## THE EXERCISE
Extract the data exactly, missing nothing.

**********

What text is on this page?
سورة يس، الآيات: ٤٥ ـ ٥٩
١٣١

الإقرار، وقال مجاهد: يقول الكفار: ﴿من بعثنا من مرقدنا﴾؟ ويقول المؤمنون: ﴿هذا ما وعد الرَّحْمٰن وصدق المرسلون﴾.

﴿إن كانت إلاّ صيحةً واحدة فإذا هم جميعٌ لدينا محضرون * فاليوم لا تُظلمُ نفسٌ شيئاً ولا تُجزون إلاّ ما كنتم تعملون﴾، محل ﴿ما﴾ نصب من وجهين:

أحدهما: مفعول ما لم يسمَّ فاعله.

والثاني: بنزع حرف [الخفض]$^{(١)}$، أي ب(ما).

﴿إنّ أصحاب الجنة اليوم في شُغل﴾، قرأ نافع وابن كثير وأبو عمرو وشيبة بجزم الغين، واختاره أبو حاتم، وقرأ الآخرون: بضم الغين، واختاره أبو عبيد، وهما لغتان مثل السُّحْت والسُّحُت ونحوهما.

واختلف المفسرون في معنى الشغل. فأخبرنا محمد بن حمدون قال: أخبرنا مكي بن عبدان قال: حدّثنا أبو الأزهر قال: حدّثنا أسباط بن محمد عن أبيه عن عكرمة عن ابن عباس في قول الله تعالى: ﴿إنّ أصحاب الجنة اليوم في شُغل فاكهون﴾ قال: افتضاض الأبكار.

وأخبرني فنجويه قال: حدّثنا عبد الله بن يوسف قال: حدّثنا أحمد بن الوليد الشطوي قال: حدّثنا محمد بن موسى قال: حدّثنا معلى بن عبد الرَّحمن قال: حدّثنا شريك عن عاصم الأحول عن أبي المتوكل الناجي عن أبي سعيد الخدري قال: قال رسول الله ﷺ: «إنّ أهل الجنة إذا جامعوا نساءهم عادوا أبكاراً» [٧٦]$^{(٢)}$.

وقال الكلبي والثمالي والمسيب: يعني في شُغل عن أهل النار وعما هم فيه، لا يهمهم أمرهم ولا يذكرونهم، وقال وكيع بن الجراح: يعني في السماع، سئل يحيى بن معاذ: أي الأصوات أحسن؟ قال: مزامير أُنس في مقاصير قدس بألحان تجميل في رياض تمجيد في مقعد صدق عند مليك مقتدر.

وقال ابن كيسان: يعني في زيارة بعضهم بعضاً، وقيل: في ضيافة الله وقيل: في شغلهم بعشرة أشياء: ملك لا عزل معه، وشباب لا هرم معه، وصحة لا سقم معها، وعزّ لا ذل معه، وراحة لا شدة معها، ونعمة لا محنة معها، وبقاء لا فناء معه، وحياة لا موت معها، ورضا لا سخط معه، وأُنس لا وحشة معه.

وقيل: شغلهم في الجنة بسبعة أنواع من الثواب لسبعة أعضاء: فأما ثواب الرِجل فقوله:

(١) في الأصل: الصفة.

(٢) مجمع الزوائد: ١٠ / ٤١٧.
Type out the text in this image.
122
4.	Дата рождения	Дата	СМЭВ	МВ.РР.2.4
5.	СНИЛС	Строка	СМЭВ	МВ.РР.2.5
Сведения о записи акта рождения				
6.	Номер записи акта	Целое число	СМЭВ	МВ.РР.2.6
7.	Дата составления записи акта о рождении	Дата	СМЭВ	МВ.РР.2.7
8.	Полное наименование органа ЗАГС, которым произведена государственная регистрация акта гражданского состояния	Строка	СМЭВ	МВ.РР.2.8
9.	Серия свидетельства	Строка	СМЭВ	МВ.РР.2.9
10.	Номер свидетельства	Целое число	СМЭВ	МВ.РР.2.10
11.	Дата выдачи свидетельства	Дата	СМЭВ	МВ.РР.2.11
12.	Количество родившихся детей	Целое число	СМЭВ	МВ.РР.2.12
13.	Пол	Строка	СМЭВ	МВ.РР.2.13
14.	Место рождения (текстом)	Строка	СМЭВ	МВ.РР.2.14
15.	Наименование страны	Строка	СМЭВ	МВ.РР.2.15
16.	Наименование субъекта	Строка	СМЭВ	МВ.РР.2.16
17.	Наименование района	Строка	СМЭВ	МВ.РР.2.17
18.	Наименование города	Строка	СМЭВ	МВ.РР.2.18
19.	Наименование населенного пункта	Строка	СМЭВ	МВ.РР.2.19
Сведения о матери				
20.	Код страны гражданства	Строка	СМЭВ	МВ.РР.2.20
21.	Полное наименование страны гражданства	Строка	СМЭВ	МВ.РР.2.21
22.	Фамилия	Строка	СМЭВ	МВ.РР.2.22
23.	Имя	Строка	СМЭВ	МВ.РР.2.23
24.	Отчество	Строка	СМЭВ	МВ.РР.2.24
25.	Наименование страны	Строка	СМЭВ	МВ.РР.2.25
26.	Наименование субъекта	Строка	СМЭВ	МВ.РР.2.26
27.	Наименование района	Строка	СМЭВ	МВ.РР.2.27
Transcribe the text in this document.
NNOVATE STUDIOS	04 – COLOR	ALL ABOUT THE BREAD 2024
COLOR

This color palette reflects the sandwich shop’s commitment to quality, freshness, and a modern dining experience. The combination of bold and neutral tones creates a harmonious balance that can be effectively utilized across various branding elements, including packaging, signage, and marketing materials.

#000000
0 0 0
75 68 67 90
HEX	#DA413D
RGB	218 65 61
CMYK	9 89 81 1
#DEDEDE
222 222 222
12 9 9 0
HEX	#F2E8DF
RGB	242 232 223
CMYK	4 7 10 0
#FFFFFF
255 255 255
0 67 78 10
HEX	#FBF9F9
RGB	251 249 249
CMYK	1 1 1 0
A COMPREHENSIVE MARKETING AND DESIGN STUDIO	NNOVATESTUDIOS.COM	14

**********

## SOLUTION
What text is on this page?
سورة يس، الآيات: ٤٥ ـ ٥٩
١٣١

الإقرار، وقال مجاهد: يقول الكفار: ﴿من بعثنا من مرقدنا﴾؟ ويقول المؤمنون: ﴿هذا ما وعد الرَّحْمٰن وصدق المرسلون﴾.

﴿إن كانت إلاّ صيحةً واحدة فإذا هم جميعٌ لدينا محضرون * فاليوم لا تُظلمُ نفسٌ شيئاً ولا تُجزون إلاّ ما كنتم تعملون﴾، محل ﴿ما﴾ نصب من وجهين:

أحدهما: مفعول ما لم يسمَّ فاعله.

والثاني: بنزع حرف [الخفض]$^{(١)}$، أي ب(ما).

﴿إنّ أصحاب الجنة اليوم في شُغل﴾، قرأ نافع وابن كثير وأبو عمرو وشيبة بجزم الغين، واختاره أبو حاتم، وقرأ الآخرون: بضم الغين، واختاره أبو عبيد، وهما لغتان مثل السُّحْت والسُّحُت ونحوهما.

واختلف المفسرون في معنى الشغل. فأخبرنا محمد بن حمدون قال: أخبرنا مكي بن عبدان قال: حدّثنا أبو الأزهر قال: حدّثنا أسباط بن محمد عن أبيه عن عكرمة عن ابن عباس في قول الله تعالى: ﴿إنّ أصحاب الجنة اليوم في شُغل فاكهون﴾ قال: افتضاض الأبكار.

وأخبرني فنجويه قال: حدّثنا عبد الله بن يوسف قال: حدّثنا أحمد بن الوليد الشطوي قال: حدّثنا محمد بن موسى قال: حدّثنا معلى بن عبد الرَّحمن قال: حدّثنا شريك عن عاصم الأحول عن أبي المتوكل الناجي عن أبي سعيد الخدري قال: قال رسول الله ﷺ: «إنّ أهل الجنة إذا جامعوا نساءهم عادوا أبكاراً» [٧٦]$^{(٢)}$.

وقال الكلبي والثمالي والمسيب: يعني في شُغل عن أهل النار وعما هم فيه، لا يهمهم أمرهم ولا يذكرونهم، وقال وكيع بن الجراح: يعني في السماع، سئل يحيى بن معاذ: أي الأصوات أحسن؟ قال: مزامير أُنس في مقاصير قدس بألحان تجميل في رياض تمجيد في مقعد صدق عند مليك مقتدر.

وقال ابن كيسان: يعني في زيارة بعضهم بعضاً، وقيل: في ضيافة الله وقيل: في شغلهم بعشرة أشياء: ملك لا عزل معه، وشباب لا هرم معه، وصحة لا سقم معها، وعزّ لا ذل معه، وراحة لا شدة معها، ونعمة لا محنة معها، وبقاء لا فناء معه، وحياة لا موت معها، ورضا لا سخط معه، وأُنس لا وحشة معه.

وقيل: شغلهم في الجنة بسبعة أنواع من الثواب لسبعة أعضاء: فأما ثواب الرِجل فقوله:

(١) في الأصل: الصفة.

(٢) مجمع الزوائد: ١٠ / ٤١٧.
Type out the text in this image.
122
4.	Дата рождения	Дата	СМЭВ	МВ.РР.2.4
5.	СНИЛС	Строка	СМЭВ	МВ.РР.2.5
Сведения о записи акта рождения				
6.	Номер записи акта	Целое число	СМЭВ	МВ.РР.2.6
7.	Дата составления записи акта о рождении	Дата	СМЭВ	МВ.РР.2.7
8.	Полное наименование органа ЗАГС, которым произведена государственная регистрация акта гражданского состояния	Строка	СМЭВ	МВ.РР.2.8
9.	Серия свидетельства	Строка	СМЭВ	МВ.РР.2.9
10.	Номер свидетельства	Целое число	СМЭВ	МВ.РР.2.10
11.	Дата выдачи свидетельства	Дата	СМЭВ	МВ.РР.2.11
12.	Количество родившихся детей	Целое число	СМЭВ	МВ.РР.2.12
13.	Пол	Строка	СМЭВ	МВ.РР.2.13
14.	Место рождения (текстом)	Строка	СМЭВ	МВ.РР.2.14
15.	Наименование страны	Строка	СМЭВ	МВ.РР.2.15
16.	Наименование субъекта	Строка	СМЭВ	МВ.РР.2.16
17.	Наименование района	Строка	СМЭВ	МВ.РР.2.17
18.	Наименование города	Строка	СМЭВ	МВ.РР.2.18
19.	Наименование населенного пункта	Строка	СМЭВ	МВ.РР.2.19
Сведения о матери				
20.	Код страны гражданства	Строка	СМЭВ	МВ.РР.2.20
21.	Полное наименование страны гражданства	Строка	СМЭВ	МВ.РР.2.21
22.	Фамилия	Строка	СМЭВ	МВ.РР.2.22
23.	Имя	Строка	СМЭВ	МВ.РР.2.23
24.	Отчество	Строка	СМЭВ	МВ.РР.2.24
25.	Наименование страны	Строка	СМЭВ	МВ.РР.2.25
26.	Наименование субъекта	Строка	СМЭВ	МВ.РР.2.26
27.	Наименование района	Строка	СМЭВ	МВ.РР.2.27
Transcribe the text in this document.
NNOVATE STUDIOS	04 – COLOR	ALL ABOUT THE BREAD 2024
COLOR

This color palette reflects the sandwich shop’s commitment to quality, freshness, and a modern dining experience. The combination of bold and neutral tones creates a harmonious balance that can be effectively utilized across various branding elements, including packaging, signage, and marketing materials.

#000000
0 0 0
75 68 67 90
HEX	#DA413D
RGB	218 65 61
CMYK	9 89 81 1
#DEDEDE
222 222 222
12 9 9 0
HEX	#F2E8DF
RGB	242 232 223
CMYK	4 7 10 0
#FFFFFF
255 255 255
0 67 78 10
HEX	#FBF9F9
RGB	251 249 249
CMYK	1 1 1 0
A COMPREHENSIVE MARKETING AND DESIGN STUDIO	NNOVATESTUDIOS.COM	14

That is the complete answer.